R/SelectorMaybe.R

#' @title Selector-Combination that Selects According to Two Selectors
#'
#' @include Selector.R
#'
#' @name dict_selectors_maybe
#'
#' @description
#' [`Selector`] that wraps two other [`Selector`]s given during construction and uses both for selection proportionally.
#' Each of the resulting `n_select` individuals is chosen either from `$selector`, or from `$selector_not`.
#'
#' This makes it possible to implement selection methods such as random interleaving, where only a fraction of `p`
#' individuals were selected by a criterion, while the others are taken randomly.
#'
#' @section Algorithm:
#' To perform selection, `n_selector_in` rows of `values` are given to `$selector`, and the remaining
#' `nrow(values) - n_selector_in` rows are given to `$selector_not`. Both selectors are used to generate
#' a subset of selected individuals: `$selector` generates `n_selector_out` individuals, and `$selector_not` generates
#' `n_select - n_selector_out` individuals.

_Dataset_.
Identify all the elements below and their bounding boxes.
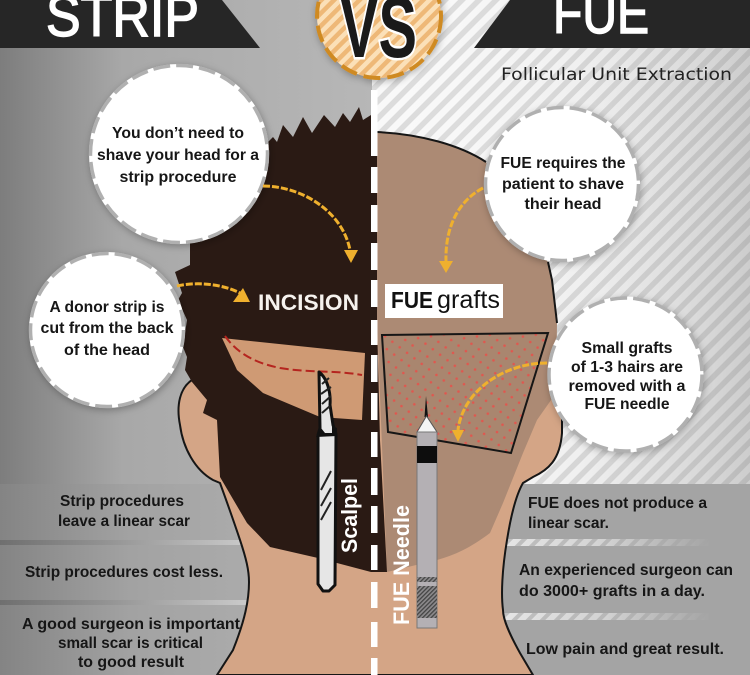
arrow: small grafts to graft area: [452, 363, 547, 442]
callout: FUE requires shaving: [484, 106, 640, 262]
callout: no shaving for strip: [89, 64, 269, 244]
text: right panel points: FUE does not produce a: [528, 495, 707, 512]
arrow: shaving callout to incision: [263, 186, 358, 263]
label: FUE grafts: [385, 284, 503, 318]
FUE graft area: [382, 333, 548, 453]
callout: FUE requires shaving: FUE requires the: [500, 155, 626, 172]
header banner: STRIP: [0, 0, 260, 49]
callout: small grafts: [548, 296, 704, 452]
callout: small grafts: of 1-3 hairs are: [571, 359, 683, 376]
incision dashed line: [225, 336, 362, 375]
icon: scalpel: [316, 372, 337, 591]
callout: donor strip: A donor strip is: [50, 299, 165, 316]
text: left panel points: to good result: [78, 654, 184, 671]
head illustration: [175, 107, 562, 675]
text: right panel points: An experienced surgeon can: [519, 562, 733, 579]
strip incision flap: [222, 338, 365, 420]
callout: donor strip: cut from the back: [40, 320, 174, 337]
callout: donor strip: of the head: [64, 342, 150, 359]
callout: small grafts: FUE needle: [584, 396, 670, 413]
arrow: donor callout to incision: [177, 284, 250, 302]
center dashed divider: [371, 90, 378, 675]
left comparison panels: [0, 484, 260, 675]
header banner: FUE: [474, 0, 750, 48]
text: right panel points: [519, 495, 733, 658]
scalp outline: [377, 132, 557, 323]
text: left panel points: A good surgeon is important: [22, 616, 240, 633]
text: right panel points: Low pain and great result.: [526, 641, 724, 658]
arrow: FUE callout to grafts: [439, 188, 483, 273]
shaved scalp right: [377, 132, 557, 572]
background: right FUE side: [372, 0, 750, 675]
callout: donor strip: [29, 252, 185, 408]
text: left panel points: Strip procedures cost less.: [25, 564, 223, 581]
text: right panel points: linear scar.: [528, 515, 609, 532]
background: left strip side: [0, 0, 372, 675]
callout: small grafts: Small grafts: [582, 340, 673, 357]
hair left: [175, 107, 387, 572]
right comparison panels: [490, 484, 750, 675]
text: left panel points: [22, 493, 240, 671]
text: left panel points: leave a linear scar: [58, 513, 190, 530]
callout: no shaving for strip: strip procedure: [120, 169, 237, 186]
text: right panel points: do 3000+ grafts in a day.: [519, 583, 705, 600]
label: Scalpel: Scalpel: [337, 478, 362, 553]
callout: FUE requires shaving: patient to shave: [502, 176, 624, 193]
label: FUE grafts: grafts: [437, 286, 500, 314]
label: FUE grafts: FUE: [391, 287, 433, 313]
subtitle: Follicular Unit Extraction: [501, 65, 732, 85]
callout: no shaving for strip: You don’t need to: [112, 125, 244, 142]
callout: no shaving for strip: shave your head for a: [97, 147, 259, 164]
label: FUE Needle: FUE Needle: [389, 505, 414, 625]
icon: FUE needle: [417, 396, 437, 628]
neck and ears skin: [178, 300, 562, 675]
text: left panel points: small scar is critical: [58, 635, 203, 652]
callout: FUE requires shaving: their head: [524, 196, 602, 213]
label: incision: INCISION: [258, 290, 359, 315]
callout: small grafts: removed with a: [568, 378, 686, 395]
text: left panel points: Strip procedures: [60, 493, 184, 510]
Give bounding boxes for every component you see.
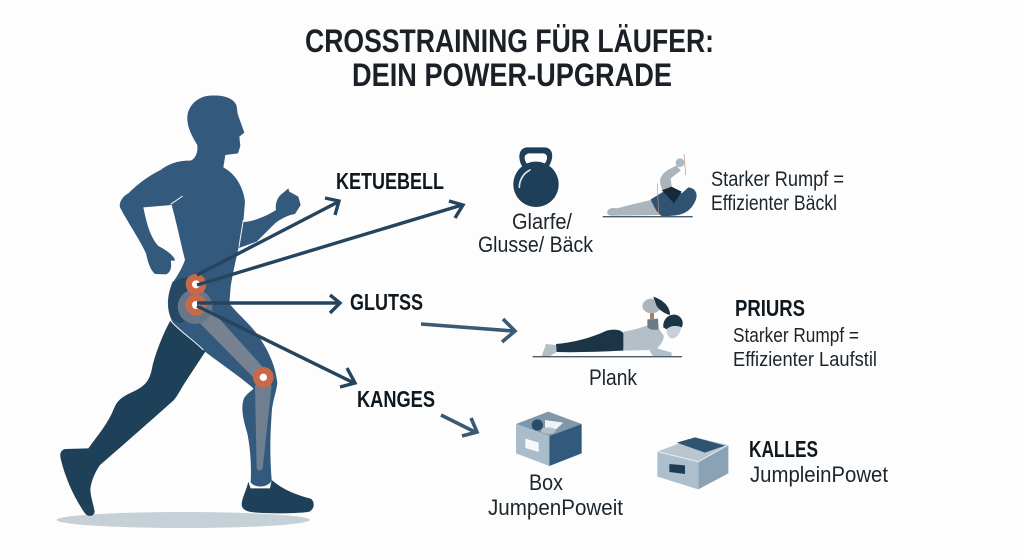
title: DEIN POWER-UPGRADE: [352, 57, 672, 93]
highlight lines on body: [170, 196, 243, 350]
body and front leg: [120, 95, 301, 487]
arrow: hip to Glutss: [197, 295, 340, 313]
block: Priurs: PRIURS: [735, 295, 805, 321]
runner figure: [57, 95, 314, 528]
icon: sit-up figure: [603, 154, 697, 217]
title: CROSSTRAINING FÜR LÄUFER:: [305, 23, 714, 59]
arrow: hip to Ketuebell: [197, 198, 339, 275]
text: Starker Rumpf, Effizienter Bäckl: Starker Rumpf =: [711, 168, 844, 191]
joint: knee: [253, 367, 274, 388]
text: Plank: Plank: [589, 365, 638, 390]
text: Box JumpenPoweit: [488, 470, 623, 520]
ground shadow: [57, 512, 310, 528]
hip halo: [178, 289, 212, 324]
icon: open box: [516, 412, 582, 466]
title: [305, 23, 714, 93]
block: Priurs: Effizienter Laufstil: [733, 348, 877, 371]
block: Kalles: JumpleinPowet: [750, 462, 888, 487]
label: Ketuebell: KETUEBELL: [336, 168, 444, 194]
icon: plank figure: [533, 297, 683, 357]
arrow: Glutss to plank: [421, 319, 515, 342]
icon: kettlebell: [513, 147, 559, 207]
text: Glarfe / Glusse / Bäck: Glarfe/: [512, 209, 573, 234]
glute shading: [168, 277, 190, 323]
label: Kanges: KANGES: [357, 386, 435, 412]
arrow: Kanges to box: [441, 415, 477, 436]
arrow: hip to Kanges: [197, 306, 355, 387]
thigh and shin bones: [197, 307, 272, 470]
label: Glutss: GLUTSS: [350, 289, 423, 315]
text: Box JumpenPoweit: Box: [529, 470, 563, 495]
block: Priurs: Starker Rumpf =: [733, 324, 859, 347]
block: Priurs: [733, 295, 877, 371]
front shoe: [242, 480, 314, 513]
text: Starker Rumpf, Effizienter Bäckl: [711, 168, 844, 215]
icon: closed box: [657, 437, 728, 489]
arrow: hip to kettlebell icon: [197, 201, 463, 285]
block: Kalles: [749, 436, 888, 487]
text: Starker Rumpf, Effizienter Bäckl: Effizienter Bäckl: [711, 192, 837, 215]
text: Box JumpenPoweit: JumpenPoweit: [488, 495, 623, 520]
block: Kalles: KALLES: [749, 436, 818, 462]
text: Glarfe / Glusse / Bäck: Glusse/ Bäck: [478, 232, 594, 257]
joint: upper hip: [186, 274, 206, 295]
back leg and shoe: [60, 320, 205, 516]
text: Glarfe / Glusse / Bäck: [478, 209, 594, 257]
joint: lower hip: [185, 294, 207, 316]
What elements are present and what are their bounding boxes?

_Direction 1_. Duplicate the part of the SelectorMaybe documentation between "R/SelectorMaybe.R" and "for selection proportionally.", inclusive.
_Direction 2_.
Using the SelectorMaybe documentation, answer each question below, labeling your answers (a), (b), and (c).
(a) Which file does the documentation name with its @include tag?
(b) What selection method does the description give as an example of what this combination makes possible?
(c) How many individuals does `$selector` generate during selection?

_Problem solution 1_.
R/SelectorMaybe.R

#' @title Selector-Combination that Selects According to Two Selectors
#'
#' @include Selector.R
#'
#' @name dict_selectors_maybe
#'
#' @description
#' [`Selector`] that wraps two other [`Selector`]s given during construction and uses both for selection proportionally.

_Problem solution 2_.
(a) Selector.R
(b) Random interleaving
(c) `n_selector_out`